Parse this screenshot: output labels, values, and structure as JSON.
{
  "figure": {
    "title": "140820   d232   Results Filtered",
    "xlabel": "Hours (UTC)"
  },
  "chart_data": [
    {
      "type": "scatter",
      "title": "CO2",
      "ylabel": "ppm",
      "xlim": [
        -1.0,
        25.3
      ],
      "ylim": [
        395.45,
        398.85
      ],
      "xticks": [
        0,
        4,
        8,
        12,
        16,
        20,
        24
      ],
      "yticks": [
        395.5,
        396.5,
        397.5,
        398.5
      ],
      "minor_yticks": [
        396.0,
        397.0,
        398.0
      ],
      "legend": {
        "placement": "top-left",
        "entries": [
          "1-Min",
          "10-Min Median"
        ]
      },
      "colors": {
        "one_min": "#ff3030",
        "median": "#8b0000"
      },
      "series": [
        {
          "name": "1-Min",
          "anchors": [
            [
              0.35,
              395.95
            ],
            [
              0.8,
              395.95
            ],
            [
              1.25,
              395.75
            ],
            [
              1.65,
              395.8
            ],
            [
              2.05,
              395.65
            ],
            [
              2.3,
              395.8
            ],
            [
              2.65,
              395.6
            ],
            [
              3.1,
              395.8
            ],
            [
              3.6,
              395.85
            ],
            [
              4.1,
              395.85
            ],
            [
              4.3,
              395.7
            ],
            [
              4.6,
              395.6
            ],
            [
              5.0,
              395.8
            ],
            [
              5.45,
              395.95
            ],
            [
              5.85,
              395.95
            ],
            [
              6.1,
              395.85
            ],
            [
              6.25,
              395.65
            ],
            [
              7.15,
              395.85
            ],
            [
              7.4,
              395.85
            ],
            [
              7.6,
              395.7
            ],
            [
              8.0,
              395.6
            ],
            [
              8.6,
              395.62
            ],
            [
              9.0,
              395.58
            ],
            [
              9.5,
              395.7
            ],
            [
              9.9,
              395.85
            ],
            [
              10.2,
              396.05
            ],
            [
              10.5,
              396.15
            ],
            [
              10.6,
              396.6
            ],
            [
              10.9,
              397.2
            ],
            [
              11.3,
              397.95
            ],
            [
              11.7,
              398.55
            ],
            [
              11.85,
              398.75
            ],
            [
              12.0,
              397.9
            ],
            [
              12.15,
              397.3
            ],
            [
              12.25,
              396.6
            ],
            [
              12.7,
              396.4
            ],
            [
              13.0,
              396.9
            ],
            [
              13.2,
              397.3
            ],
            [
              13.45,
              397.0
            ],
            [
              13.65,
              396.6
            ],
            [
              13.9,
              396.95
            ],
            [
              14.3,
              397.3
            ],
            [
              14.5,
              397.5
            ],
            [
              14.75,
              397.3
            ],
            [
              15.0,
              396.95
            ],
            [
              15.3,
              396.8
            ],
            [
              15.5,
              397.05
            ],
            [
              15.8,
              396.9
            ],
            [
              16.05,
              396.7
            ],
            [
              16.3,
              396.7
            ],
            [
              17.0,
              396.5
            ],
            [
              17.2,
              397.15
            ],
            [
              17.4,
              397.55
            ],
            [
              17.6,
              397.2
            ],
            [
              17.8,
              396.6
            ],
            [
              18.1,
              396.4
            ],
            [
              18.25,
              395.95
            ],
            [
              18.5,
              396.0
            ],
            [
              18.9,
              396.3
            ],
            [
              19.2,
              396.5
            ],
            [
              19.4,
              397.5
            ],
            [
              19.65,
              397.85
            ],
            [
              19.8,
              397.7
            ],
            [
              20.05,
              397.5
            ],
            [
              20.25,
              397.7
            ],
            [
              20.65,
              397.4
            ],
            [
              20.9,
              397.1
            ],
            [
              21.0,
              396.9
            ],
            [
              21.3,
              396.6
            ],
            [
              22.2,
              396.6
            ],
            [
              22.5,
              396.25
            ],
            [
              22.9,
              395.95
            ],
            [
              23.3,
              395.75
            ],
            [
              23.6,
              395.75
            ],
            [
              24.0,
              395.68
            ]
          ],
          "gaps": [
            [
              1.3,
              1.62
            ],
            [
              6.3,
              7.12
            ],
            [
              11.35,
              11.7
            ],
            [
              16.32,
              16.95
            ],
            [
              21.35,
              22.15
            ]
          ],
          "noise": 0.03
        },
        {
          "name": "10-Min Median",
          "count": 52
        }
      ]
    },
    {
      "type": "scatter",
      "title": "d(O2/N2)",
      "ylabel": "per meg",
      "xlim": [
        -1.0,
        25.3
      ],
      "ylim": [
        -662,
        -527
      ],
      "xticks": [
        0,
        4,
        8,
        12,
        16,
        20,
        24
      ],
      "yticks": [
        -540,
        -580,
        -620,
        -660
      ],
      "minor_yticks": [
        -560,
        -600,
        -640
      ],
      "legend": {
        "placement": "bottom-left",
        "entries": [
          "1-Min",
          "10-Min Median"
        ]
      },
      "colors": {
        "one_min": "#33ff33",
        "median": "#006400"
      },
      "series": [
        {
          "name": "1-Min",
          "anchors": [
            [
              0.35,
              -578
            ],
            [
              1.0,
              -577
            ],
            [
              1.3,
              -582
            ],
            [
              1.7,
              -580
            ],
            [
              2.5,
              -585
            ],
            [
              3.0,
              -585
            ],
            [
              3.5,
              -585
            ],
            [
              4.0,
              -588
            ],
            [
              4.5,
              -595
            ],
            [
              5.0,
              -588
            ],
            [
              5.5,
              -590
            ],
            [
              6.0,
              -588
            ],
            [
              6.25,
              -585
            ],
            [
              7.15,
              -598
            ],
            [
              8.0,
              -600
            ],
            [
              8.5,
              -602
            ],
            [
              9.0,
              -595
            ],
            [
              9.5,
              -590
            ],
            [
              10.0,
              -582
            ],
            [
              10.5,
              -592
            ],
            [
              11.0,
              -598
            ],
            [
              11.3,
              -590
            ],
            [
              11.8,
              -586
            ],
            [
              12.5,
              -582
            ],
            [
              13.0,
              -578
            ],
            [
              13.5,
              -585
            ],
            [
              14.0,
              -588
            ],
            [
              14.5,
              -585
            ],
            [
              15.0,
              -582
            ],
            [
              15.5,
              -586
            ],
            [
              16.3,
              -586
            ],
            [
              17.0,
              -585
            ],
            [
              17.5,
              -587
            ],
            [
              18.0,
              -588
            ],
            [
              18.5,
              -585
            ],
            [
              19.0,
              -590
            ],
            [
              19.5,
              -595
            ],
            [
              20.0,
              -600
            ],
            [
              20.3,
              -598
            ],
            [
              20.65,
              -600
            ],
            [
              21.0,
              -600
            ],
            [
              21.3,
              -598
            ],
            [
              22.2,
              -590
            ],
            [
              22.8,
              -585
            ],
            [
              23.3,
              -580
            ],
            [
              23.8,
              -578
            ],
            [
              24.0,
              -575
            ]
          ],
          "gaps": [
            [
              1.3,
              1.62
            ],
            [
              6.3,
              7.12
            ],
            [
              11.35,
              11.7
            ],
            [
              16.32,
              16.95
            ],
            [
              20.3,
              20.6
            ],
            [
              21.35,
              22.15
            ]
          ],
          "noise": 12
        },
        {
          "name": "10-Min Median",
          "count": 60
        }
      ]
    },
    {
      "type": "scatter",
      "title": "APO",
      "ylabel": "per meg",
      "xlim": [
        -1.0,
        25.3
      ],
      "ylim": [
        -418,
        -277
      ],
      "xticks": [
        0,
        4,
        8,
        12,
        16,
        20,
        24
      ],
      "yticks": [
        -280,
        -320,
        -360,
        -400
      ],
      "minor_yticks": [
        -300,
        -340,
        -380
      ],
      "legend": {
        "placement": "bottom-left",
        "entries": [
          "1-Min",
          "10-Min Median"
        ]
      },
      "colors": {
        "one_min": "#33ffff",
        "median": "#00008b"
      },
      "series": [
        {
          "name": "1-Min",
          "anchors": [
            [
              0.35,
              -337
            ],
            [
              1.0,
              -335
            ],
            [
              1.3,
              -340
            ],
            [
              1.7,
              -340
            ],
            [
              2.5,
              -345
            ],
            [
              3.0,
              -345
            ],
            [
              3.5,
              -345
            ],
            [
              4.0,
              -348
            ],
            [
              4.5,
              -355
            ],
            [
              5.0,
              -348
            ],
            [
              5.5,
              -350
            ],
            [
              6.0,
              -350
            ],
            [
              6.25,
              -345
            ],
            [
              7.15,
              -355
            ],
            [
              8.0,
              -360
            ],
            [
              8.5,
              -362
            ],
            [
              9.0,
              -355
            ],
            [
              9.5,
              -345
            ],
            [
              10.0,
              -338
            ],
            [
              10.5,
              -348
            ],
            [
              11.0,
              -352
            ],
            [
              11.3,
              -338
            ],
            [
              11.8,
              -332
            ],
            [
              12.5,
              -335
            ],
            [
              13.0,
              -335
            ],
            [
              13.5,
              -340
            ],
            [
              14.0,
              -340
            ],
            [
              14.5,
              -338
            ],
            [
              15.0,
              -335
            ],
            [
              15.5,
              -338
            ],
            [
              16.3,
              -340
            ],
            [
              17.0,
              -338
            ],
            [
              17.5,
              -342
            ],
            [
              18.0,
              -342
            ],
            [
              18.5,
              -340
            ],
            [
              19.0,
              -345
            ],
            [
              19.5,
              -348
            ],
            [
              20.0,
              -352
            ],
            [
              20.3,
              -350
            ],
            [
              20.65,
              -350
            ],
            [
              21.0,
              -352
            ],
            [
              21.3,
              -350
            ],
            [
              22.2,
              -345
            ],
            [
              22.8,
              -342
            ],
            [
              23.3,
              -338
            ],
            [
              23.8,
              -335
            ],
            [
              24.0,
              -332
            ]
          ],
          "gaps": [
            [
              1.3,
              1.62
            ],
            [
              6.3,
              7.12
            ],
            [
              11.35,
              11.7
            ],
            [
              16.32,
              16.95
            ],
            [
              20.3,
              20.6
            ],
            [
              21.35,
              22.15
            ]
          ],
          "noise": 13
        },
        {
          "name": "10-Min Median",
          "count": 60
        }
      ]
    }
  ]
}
■ ■ ■ ■ ■
TASK —
Some lines of the data may hold the word "title". Say how many do, with nothing else.

RESPONSE TO THIS EXERCISE —
4